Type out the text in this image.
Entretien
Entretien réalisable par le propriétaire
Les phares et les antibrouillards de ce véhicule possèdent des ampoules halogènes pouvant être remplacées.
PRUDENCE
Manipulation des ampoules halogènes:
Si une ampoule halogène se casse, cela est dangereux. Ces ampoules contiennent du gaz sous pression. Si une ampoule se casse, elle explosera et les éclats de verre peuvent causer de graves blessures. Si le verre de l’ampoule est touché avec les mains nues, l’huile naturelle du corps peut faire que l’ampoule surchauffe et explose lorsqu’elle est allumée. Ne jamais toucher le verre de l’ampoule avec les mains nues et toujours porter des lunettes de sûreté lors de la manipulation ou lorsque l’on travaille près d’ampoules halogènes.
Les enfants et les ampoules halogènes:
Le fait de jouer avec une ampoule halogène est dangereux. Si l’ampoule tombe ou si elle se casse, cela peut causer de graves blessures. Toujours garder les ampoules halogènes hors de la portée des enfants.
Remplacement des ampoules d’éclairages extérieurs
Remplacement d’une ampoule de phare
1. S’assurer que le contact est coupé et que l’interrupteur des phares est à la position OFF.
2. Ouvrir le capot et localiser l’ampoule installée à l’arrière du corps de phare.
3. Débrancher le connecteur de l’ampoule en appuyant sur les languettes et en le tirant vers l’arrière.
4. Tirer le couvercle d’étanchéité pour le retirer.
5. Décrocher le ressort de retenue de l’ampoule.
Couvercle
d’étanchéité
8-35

◆ ◆ ◆ ◆ ◆ ◆ ◆

What you need to do: Copy in full each line that holds the word "enfants".

Solution for this task:
Les enfants et les ampoules halogènes:
Le fait de jouer avec une ampoule halogène est dangereux. Si l’ampoule tombe ou si elle se casse, cela peut causer de graves blessures. Toujours garder les ampoules halogènes hors de la portée des enfants.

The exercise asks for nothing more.